• _WHAT YOU WILL DO_
Return only the lines starting at the line that contains "Extract the structured" and ending with the final line of the listing; include both endpoints.

[Figure contents as structured data]

## START

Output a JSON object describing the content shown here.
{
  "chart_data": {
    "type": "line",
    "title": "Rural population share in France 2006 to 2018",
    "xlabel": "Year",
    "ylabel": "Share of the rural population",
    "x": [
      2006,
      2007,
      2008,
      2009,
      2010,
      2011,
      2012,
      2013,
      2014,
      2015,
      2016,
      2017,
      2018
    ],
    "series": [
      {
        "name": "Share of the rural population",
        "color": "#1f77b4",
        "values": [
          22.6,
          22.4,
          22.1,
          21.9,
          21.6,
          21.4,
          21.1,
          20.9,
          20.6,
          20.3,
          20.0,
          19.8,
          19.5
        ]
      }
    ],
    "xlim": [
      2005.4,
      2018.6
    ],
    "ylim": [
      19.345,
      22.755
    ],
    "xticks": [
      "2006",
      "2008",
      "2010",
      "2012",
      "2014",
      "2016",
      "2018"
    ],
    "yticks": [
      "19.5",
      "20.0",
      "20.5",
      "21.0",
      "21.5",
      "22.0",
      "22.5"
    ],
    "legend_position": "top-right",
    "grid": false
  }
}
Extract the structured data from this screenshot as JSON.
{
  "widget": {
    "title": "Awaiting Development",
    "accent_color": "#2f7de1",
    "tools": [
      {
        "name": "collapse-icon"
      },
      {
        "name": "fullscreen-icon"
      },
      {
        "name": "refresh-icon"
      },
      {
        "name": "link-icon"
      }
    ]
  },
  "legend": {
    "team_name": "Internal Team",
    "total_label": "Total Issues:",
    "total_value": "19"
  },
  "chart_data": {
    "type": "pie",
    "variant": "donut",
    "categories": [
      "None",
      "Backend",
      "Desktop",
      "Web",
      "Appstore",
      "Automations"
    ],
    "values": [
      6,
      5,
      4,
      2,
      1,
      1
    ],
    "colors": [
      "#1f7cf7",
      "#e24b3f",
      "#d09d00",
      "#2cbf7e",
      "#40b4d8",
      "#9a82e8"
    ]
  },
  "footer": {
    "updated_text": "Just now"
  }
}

## END

• _THE COMPLETED TASK_
Extract the structured data from this screenshot as JSON.
{
  "widget": {
    "title": "Awaiting Development",
    "accent_color": "#2f7de1",
    "tools": [
      {
        "name": "collapse-icon"
      },
      {
        "name": "fullscreen-icon"
      },
      {
        "name": "refresh-icon"
      },
      {
        "name": "link-icon"
      }
    ]
  },
  "legend": {
    "team_name": "Internal Team",
    "total_label": "Total Issues:",
    "total_value": "19"
  },
  "chart_data": {
    "type": "pie",
    "variant": "donut",
    "categories": [
      "None",
      "Backend",
      "Desktop",
      "Web",
      "Appstore",
      "Automations"
    ],
    "values": [
      6,
      5,
      4,
      2,
      1,
      1
    ],
    "colors": [
      "#1f7cf7",
      "#e24b3f",
      "#d09d00",
      "#2cbf7e",
      "#40b4d8",
      "#9a82e8"
    ]
  },
  "footer": {
    "updated_text": "Just now"
  }
}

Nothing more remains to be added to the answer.